__Task prompt__: Each line below must be set down exactly; omit any image you find.

__Information supplied__:

..........

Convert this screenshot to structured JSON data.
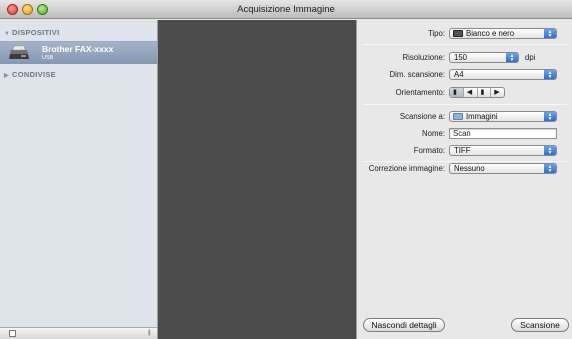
{
  "window": {
    "title": "Acquisizione Immagine"
  },
  "sidebar": {
    "devices_heading": "DISPOSITIVI",
    "device": {
      "name": "Brother FAX-xxxx",
      "connection": "USB",
      "icon": "printer-icon"
    },
    "shared_heading": "CONDIVISE"
  },
  "settings": {
    "type": {
      "label": "Tipo:",
      "value": "Bianco e nero"
    },
    "resolution": {
      "label": "Risoluzione:",
      "value": "150",
      "unit": "dpi"
    },
    "scan_size": {
      "label": "Dim. scansione:",
      "value": "A4"
    },
    "orientation": {
      "label": "Orientamento:",
      "options": [
        "portrait-icon",
        "rotate-left-icon",
        "portrait-flipped-icon",
        "rotate-right-icon"
      ],
      "selected": 0
    },
    "scan_to": {
      "label": "Scansione a:",
      "value": "Immagini"
    },
    "name": {
      "label": "Nome:",
      "value": "Scan"
    },
    "format": {
      "label": "Formato:",
      "value": "TIFF"
    },
    "image_correction": {
      "label": "Correzione immagine:",
      "value": "Nessuno"
    }
  },
  "buttons": {
    "hide_details": "Nascondi dettagli",
    "scan": "Scansione"
  },
  "colors": {
    "sidebar_selected": "#8fa1bb",
    "preview_bg": "#4c4c4c",
    "accent_blue": "#2c6ed3"
  }
}
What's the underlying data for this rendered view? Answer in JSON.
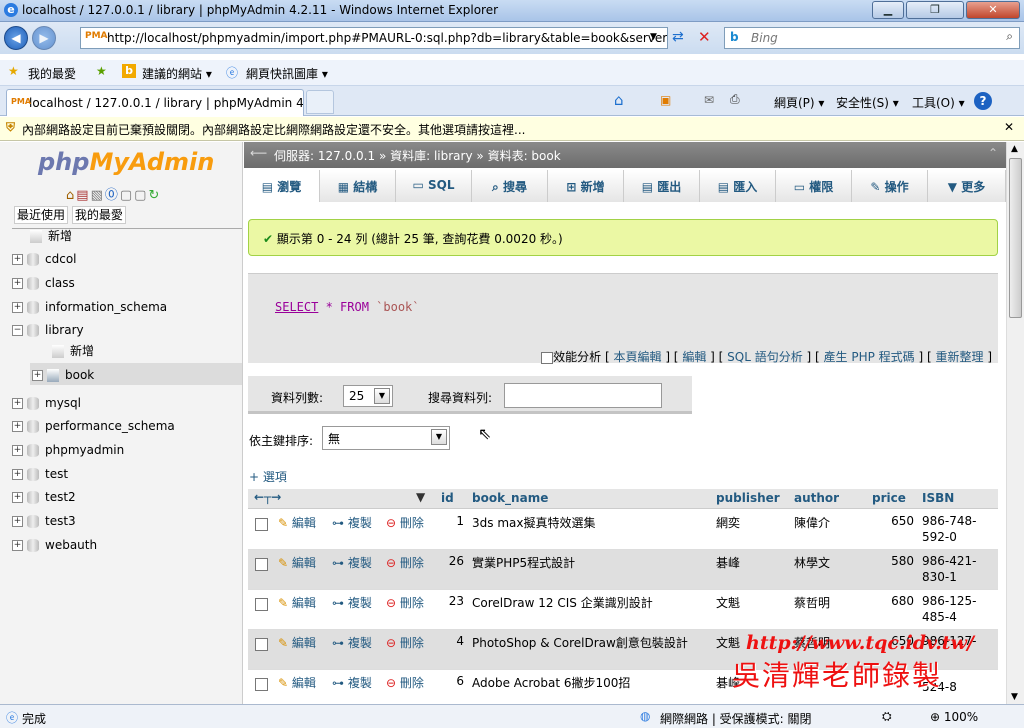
{
  "window": {
    "title": "localhost / 127.0.0.1 / library | phpMyAdmin 4.2.11 - Windows Internet Explorer"
  },
  "browser": {
    "url": "http://localhost/phpmyadmin/import.php#PMAURL-0:sql.php?db=library&table=book&server",
    "search_placeholder": "Bing",
    "favorites": [
      "我的最愛",
      "建議的網站 ▾",
      "網頁快訊圖庫 ▾"
    ],
    "tab_title": "localhost / 127.0.0.1 / library | phpMyAdmin 4....",
    "toolbar": [
      "網頁(P) ▾",
      "安全性(S) ▾",
      "工具(O) ▾"
    ],
    "infobar": "內部網路設定目前已棄預設關閉。內部網路設定比網際網路設定還不安全。其他選項請按這裡..."
  },
  "sidebar": {
    "logo_php": "php",
    "logo_myadmin": "MyAdmin",
    "tabs": [
      "最近使用",
      "我的最愛"
    ],
    "items": [
      {
        "label": "新增"
      },
      {
        "label": "cdcol"
      },
      {
        "label": "class"
      },
      {
        "label": "information_schema"
      },
      {
        "label": "library"
      },
      {
        "label": "新增"
      },
      {
        "label": "book"
      },
      {
        "label": "mysql"
      },
      {
        "label": "performance_schema"
      },
      {
        "label": "phpmyadmin"
      },
      {
        "label": "test"
      },
      {
        "label": "test2"
      },
      {
        "label": "test3"
      },
      {
        "label": "webauth"
      }
    ]
  },
  "breadcrumb": {
    "server": "伺服器: 127.0.0.1",
    "db": "資料庫: library",
    "table": "資料表: book"
  },
  "tabs": [
    "瀏覽",
    "結構",
    "SQL",
    "搜尋",
    "新增",
    "匯出",
    "匯入",
    "權限",
    "操作",
    "更多"
  ],
  "notice": "顯示第 0 - 24 列 (總計 25 筆, 查詢花費 0.0020 秒。)",
  "query": {
    "select": "SELECT",
    "rest": " * FROM ",
    "table": "`book`",
    "profiling": "效能分析",
    "links": [
      "本頁編輯",
      "編輯",
      "SQL 語句分析",
      "產生 PHP 程式碼",
      "重新整理"
    ]
  },
  "controls": {
    "rows_label": "資料列數:",
    "rows_value": "25",
    "search_label": "搜尋資料列:",
    "sort_label": "依主鍵排序:",
    "sort_value": "無",
    "options": "+ 選項"
  },
  "table": {
    "columns": [
      "id",
      "book_name",
      "publisher",
      "author",
      "price",
      "ISBN"
    ],
    "actions": {
      "edit": "編輯",
      "copy": "複製",
      "delete": "刪除"
    },
    "rows": [
      {
        "id": "1",
        "book_name": "3ds max擬真特效選集",
        "publisher": "網奕",
        "author": "陳偉介",
        "price": "650",
        "isbn1": "986-748-",
        "isbn2": "592-0"
      },
      {
        "id": "26",
        "book_name": "實業PHP5程式設計",
        "publisher": "碁峰",
        "author": "林學文",
        "price": "580",
        "isbn1": "986-421-",
        "isbn2": "830-1"
      },
      {
        "id": "23",
        "book_name": "CorelDraw 12 CIS 企業識別設計",
        "publisher": "文魁",
        "author": "蔡哲明",
        "price": "680",
        "isbn1": "986-125-",
        "isbn2": "485-4"
      },
      {
        "id": "4",
        "book_name": "PhotoShop & CorelDraw創意包裝設計",
        "publisher": "文魁",
        "author": "蔡哲明",
        "price": "650",
        "isbn1": "986-127-",
        "isbn2": ""
      },
      {
        "id": "6",
        "book_name": "Adobe Acrobat 6撇步100招",
        "publisher": "碁峰",
        "author": "",
        "price": "",
        "isbn1": "",
        "isbn2": "524-8"
      }
    ]
  },
  "status": {
    "left": "完成",
    "zone": "網際網路 | 受保護模式: 關閉",
    "zoom": "100%"
  },
  "watermark": {
    "url": "http://www.tqc.idv.tw/",
    "name": "吳清輝老師錄製"
  }
}
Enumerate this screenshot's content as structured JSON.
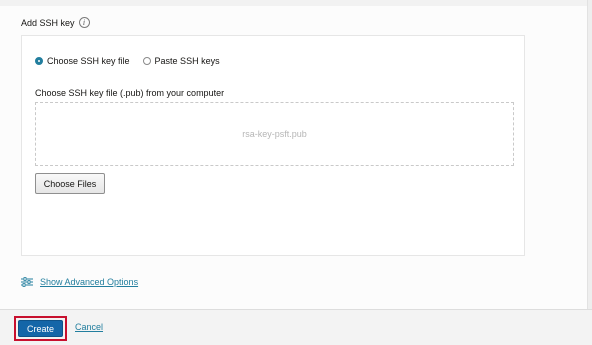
{
  "section": {
    "title": "Add SSH key",
    "info_icon": "i"
  },
  "key_source": {
    "options": [
      {
        "label": "Choose SSH key file",
        "selected": true
      },
      {
        "label": "Paste SSH keys",
        "selected": false
      }
    ]
  },
  "file_field": {
    "label": "Choose SSH key file (.pub) from your computer",
    "selected_file": "rsa-key-psft.pub",
    "choose_button": "Choose Files"
  },
  "advanced": {
    "icon": "sliders-icon",
    "link_label": "Show Advanced Options"
  },
  "footer": {
    "create_label": "Create",
    "cancel_label": "Cancel"
  },
  "colors": {
    "accent": "#227e9e",
    "primary_button": "#1466a8",
    "highlight_box": "#c8102e"
  }
}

..........

__Response__:
Convert this screenshot to structured JSON data.
{
  "window": {
    "title": "Acquisizione Immagine"
  },
  "sidebar": {
    "devices_heading": "DISPOSITIVI",
    "device": {
      "name": "Brother FAX-xxxx",
      "connection": "USB",
      "icon": "printer-icon"
    },
    "shared_heading": "CONDIVISE"
  },
  "settings": {
    "type": {
      "label": "Tipo:",
      "value": "Bianco e nero"
    },
    "resolution": {
      "label": "Risoluzione:",
      "value": "150",
      "unit": "dpi"
    },
    "scan_size": {
      "label": "Dim. scansione:",
      "value": "A4"
    },
    "orientation": {
      "label": "Orientamento:",
      "options": [
        "portrait-icon",
        "rotate-left-icon",
        "portrait-flipped-icon",
        "rotate-right-icon"
      ],
      "selected": 0
    },
    "scan_to": {
      "label": "Scansione a:",
      "value": "Immagini"
    },
    "name": {
      "label": "Nome:",
      "value": "Scan"
    },
    "format": {
      "label": "Formato:",
      "value": "TIFF"
    },
    "image_correction": {
      "label": "Correzione immagine:",
      "value": "Nessuno"
    }
  },
  "buttons": {
    "hide_details": "Nascondi dettagli",
    "scan": "Scansione"
  },
  "colors": {
    "sidebar_selected": "#8fa1bb",
    "preview_bg": "#4c4c4c",
    "accent_blue": "#2c6ed3"
  }
}
What's the underlying data for this rendered view? Answer in JSON.
{
  "window": {
    "title": "localhost / 127.0.0.1 / library | phpMyAdmin 4.2.11 - Windows Internet Explorer"
  },
  "browser": {
    "url": "http://localhost/phpmyadmin/import.php#PMAURL-0:sql.php?db=library&table=book&server",
    "search_placeholder": "Bing",
    "favorites": [
      "我的最愛",
      "建議的網站 ▾",
      "網頁快訊圖庫 ▾"
    ],
    "tab_title": "localhost / 127.0.0.1 / library | phpMyAdmin 4....",
    "toolbar": [
      "網頁(P) ▾",
      "安全性(S) ▾",
      "工具(O) ▾"
    ],
    "infobar": "內部網路設定目前已棄預設關閉。內部網路設定比網際網路設定還不安全。其他選項請按這裡..."
  },
  "sidebar": {
    "logo_php": "php",
    "logo_myadmin": "MyAdmin",
    "tabs": [
      "最近使用",
      "我的最愛"
    ],
    "items": [
      {
        "label": "新增"
      },
      {
        "label": "cdcol"
      },
      {
        "label": "class"
      },
      {
        "label": "information_schema"
      },
      {
        "label": "library"
      },
      {
        "label": "新增"
      },
      {
        "label": "book"
      },
      {
        "label": "mysql"
      },
      {
        "label": "performance_schema"
      },
      {
        "label": "phpmyadmin"
      },
      {
        "label": "test"
      },
      {
        "label": "test2"
      },
      {
        "label": "test3"
      },
      {
        "label": "webauth"
      }
    ]
  },
  "breadcrumb": {
    "server": "伺服器: 127.0.0.1",
    "db": "資料庫: library",
    "table": "資料表: book"
  },
  "tabs": [
    "瀏覽",
    "結構",
    "SQL",
    "搜尋",
    "新增",
    "匯出",
    "匯入",
    "權限",
    "操作",
    "更多"
  ],
  "notice": "顯示第 0 - 24 列 (總計 25 筆, 查詢花費 0.0020 秒。)",
  "query": {
    "select": "SELECT",
    "rest": " * FROM ",
    "table": "`book`",
    "profiling": "效能分析",
    "links": [
      "本頁編輯",
      "編輯",
      "SQL 語句分析",
      "產生 PHP 程式碼",
      "重新整理"
    ]
  },
  "controls": {
    "rows_label": "資料列數:",
    "rows_value": "25",
    "search_label": "搜尋資料列:",
    "sort_label": "依主鍵排序:",
    "sort_value": "無",
    "options": "+ 選項"
  },
  "table": {
    "columns": [
      "id",
      "book_name",
      "publisher",
      "author",
      "price",
      "ISBN"
    ],
    "actions": {
      "edit": "編輯",
      "copy": "複製",
      "delete": "刪除"
    },
    "rows": [
      {
        "id": "1",
        "book_name": "3ds max擬真特效選集",
        "publisher": "網奕",
        "author": "陳偉介",
        "price": "650",
        "isbn1": "986-748-",
        "isbn2": "592-0"
      },
      {
        "id": "26",
        "book_name": "實業PHP5程式設計",
        "publisher": "碁峰",
        "author": "林學文",
        "price": "580",
        "isbn1": "986-421-",
        "isbn2": "830-1"
      },
      {
        "id": "23",
        "book_name": "CorelDraw 12 CIS 企業識別設計",
        "publisher": "文魁",
        "author": "蔡哲明",
        "price": "680",
        "isbn1": "986-125-",
        "isbn2": "485-4"
      },
      {
        "id": "4",
        "book_name": "PhotoShop & CorelDraw創意包裝設計",
        "publisher": "文魁",
        "author": "蔡哲明",
        "price": "650",
        "isbn1": "986-127-",
        "isbn2": ""
      },
      {
        "id": "6",
        "book_name": "Adobe Acrobat 6撇步100招",
        "publisher": "碁峰",
        "author": "",
        "price": "",
        "isbn1": "",
        "isbn2": "524-8"
      }
    ]
  },
  "status": {
    "left": "完成",
    "zone": "網際網路 | 受保護模式: 關閉",
    "zoom": "100%"
  },
  "watermark": {
    "url": "http://www.tqc.idv.tw/",
    "name": "吳清輝老師錄製"
  }
}
Enumerate this screenshot's content as structured JSON.
{
  "section": {
    "title": "Add SSH key",
    "info_icon": "i"
  },
  "key_source": {
    "options": [
      {
        "label": "Choose SSH key file",
        "selected": true
      },
      {
        "label": "Paste SSH keys",
        "selected": false
      }
    ]
  },
  "file_field": {
    "label": "Choose SSH key file (.pub) from your computer",
    "selected_file": "rsa-key-psft.pub",
    "choose_button": "Choose Files"
  },
  "advanced": {
    "icon": "sliders-icon",
    "link_label": "Show Advanced Options"
  },
  "footer": {
    "create_label": "Create",
    "cancel_label": "Cancel"
  },
  "colors": {
    "accent": "#227e9e",
    "primary_button": "#1466a8",
    "highlight_box": "#c8102e"
  }
}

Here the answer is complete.